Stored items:
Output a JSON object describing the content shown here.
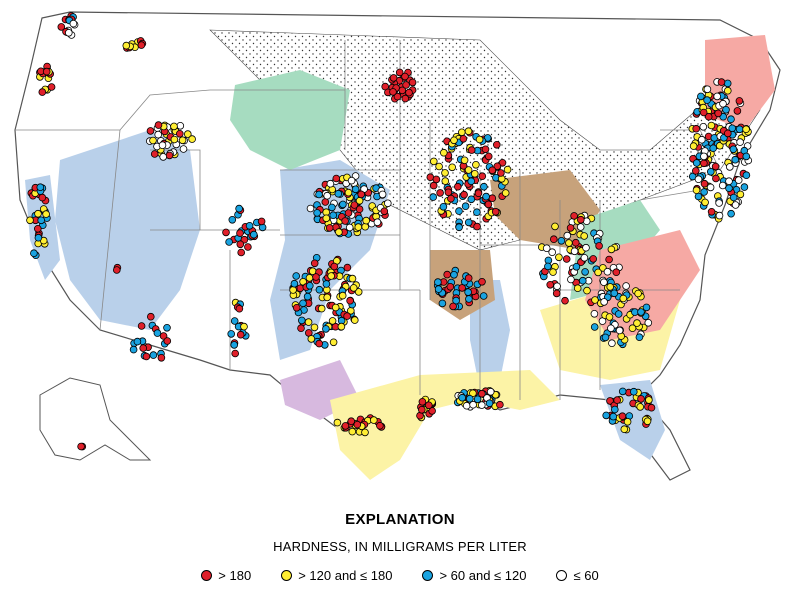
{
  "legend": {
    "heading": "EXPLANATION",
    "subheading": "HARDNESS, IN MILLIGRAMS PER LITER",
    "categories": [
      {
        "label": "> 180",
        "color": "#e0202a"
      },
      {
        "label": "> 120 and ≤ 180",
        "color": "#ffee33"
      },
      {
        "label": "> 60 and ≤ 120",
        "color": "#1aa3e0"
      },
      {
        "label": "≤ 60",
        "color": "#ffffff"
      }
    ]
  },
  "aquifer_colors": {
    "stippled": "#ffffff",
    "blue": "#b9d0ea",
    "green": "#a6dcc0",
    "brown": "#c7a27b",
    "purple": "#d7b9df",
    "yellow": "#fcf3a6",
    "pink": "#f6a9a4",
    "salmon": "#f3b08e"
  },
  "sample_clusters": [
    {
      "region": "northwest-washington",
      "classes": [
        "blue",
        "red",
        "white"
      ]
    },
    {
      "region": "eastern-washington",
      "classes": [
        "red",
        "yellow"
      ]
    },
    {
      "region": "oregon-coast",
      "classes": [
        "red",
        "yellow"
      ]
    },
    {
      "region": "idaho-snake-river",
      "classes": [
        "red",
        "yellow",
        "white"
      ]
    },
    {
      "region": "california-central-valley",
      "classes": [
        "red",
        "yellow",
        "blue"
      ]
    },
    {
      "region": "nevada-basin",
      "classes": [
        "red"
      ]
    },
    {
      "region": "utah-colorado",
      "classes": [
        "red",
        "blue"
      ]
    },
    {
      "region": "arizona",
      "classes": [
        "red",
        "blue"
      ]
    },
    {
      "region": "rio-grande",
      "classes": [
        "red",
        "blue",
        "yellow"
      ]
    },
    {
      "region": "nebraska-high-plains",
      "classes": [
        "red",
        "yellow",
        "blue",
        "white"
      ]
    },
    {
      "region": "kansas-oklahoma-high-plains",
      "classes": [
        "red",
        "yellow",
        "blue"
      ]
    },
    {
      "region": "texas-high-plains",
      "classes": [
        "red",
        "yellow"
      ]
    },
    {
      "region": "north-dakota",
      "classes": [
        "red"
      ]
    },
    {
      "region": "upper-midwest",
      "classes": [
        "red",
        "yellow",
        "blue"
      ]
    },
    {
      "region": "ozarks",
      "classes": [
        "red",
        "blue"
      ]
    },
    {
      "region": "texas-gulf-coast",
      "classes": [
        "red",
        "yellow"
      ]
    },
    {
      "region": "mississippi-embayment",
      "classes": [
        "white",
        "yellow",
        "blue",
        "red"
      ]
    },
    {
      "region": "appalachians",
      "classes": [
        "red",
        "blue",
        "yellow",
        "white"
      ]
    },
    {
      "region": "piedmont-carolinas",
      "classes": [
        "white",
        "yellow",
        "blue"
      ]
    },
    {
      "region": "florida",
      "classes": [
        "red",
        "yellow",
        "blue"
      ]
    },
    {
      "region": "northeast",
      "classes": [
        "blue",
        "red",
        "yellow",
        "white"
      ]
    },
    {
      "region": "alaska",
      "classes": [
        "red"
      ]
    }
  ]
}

Your goal: Drop the images and repeat the data exactly.

Right answer:
Output a JSON object describing the content shown here.
{
  "legend": {
    "heading": "EXPLANATION",
    "subheading": "HARDNESS, IN MILLIGRAMS PER LITER",
    "categories": [
      {
        "label": "> 180",
        "color": "#e0202a"
      },
      {
        "label": "> 120 and ≤ 180",
        "color": "#ffee33"
      },
      {
        "label": "> 60 and ≤ 120",
        "color": "#1aa3e0"
      },
      {
        "label": "≤ 60",
        "color": "#ffffff"
      }
    ]
  },
  "aquifer_colors": {
    "stippled": "#ffffff",
    "blue": "#b9d0ea",
    "green": "#a6dcc0",
    "brown": "#c7a27b",
    "purple": "#d7b9df",
    "yellow": "#fcf3a6",
    "pink": "#f6a9a4",
    "salmon": "#f3b08e"
  },
  "sample_clusters": [
    {
      "region": "northwest-washington",
      "classes": [
        "blue",
        "red",
        "white"
      ]
    },
    {
      "region": "eastern-washington",
      "classes": [
        "red",
        "yellow"
      ]
    },
    {
      "region": "oregon-coast",
      "classes": [
        "red",
        "yellow"
      ]
    },
    {
      "region": "idaho-snake-river",
      "classes": [
        "red",
        "yellow",
        "white"
      ]
    },
    {
      "region": "california-central-valley",
      "classes": [
        "red",
        "yellow",
        "blue"
      ]
    },
    {
      "region": "nevada-basin",
      "classes": [
        "red"
      ]
    },
    {
      "region": "utah-colorado",
      "classes": [
        "red",
        "blue"
      ]
    },
    {
      "region": "arizona",
      "classes": [
        "red",
        "blue"
      ]
    },
    {
      "region": "rio-grande",
      "classes": [
        "red",
        "blue",
        "yellow"
      ]
    },
    {
      "region": "nebraska-high-plains",
      "classes": [
        "red",
        "yellow",
        "blue",
        "white"
      ]
    },
    {
      "region": "kansas-oklahoma-high-plains",
      "classes": [
        "red",
        "yellow",
        "blue"
      ]
    },
    {
      "region": "texas-high-plains",
      "classes": [
        "red",
        "yellow"
      ]
    },
    {
      "region": "north-dakota",
      "classes": [
        "red"
      ]
    },
    {
      "region": "upper-midwest",
      "classes": [
        "red",
        "yellow",
        "blue"
      ]
    },
    {
      "region": "ozarks",
      "classes": [
        "red",
        "blue"
      ]
    },
    {
      "region": "texas-gulf-coast",
      "classes": [
        "red",
        "yellow"
      ]
    },
    {
      "region": "mississippi-embayment",
      "classes": [
        "white",
        "yellow",
        "blue",
        "red"
      ]
    },
    {
      "region": "appalachians",
      "classes": [
        "red",
        "blue",
        "yellow",
        "white"
      ]
    },
    {
      "region": "piedmont-carolinas",
      "classes": [
        "white",
        "yellow",
        "blue"
      ]
    },
    {
      "region": "florida",
      "classes": [
        "red",
        "yellow",
        "blue"
      ]
    },
    {
      "region": "northeast",
      "classes": [
        "blue",
        "red",
        "yellow",
        "white"
      ]
    },
    {
      "region": "alaska",
      "classes": [
        "red"
      ]
    }
  ]
}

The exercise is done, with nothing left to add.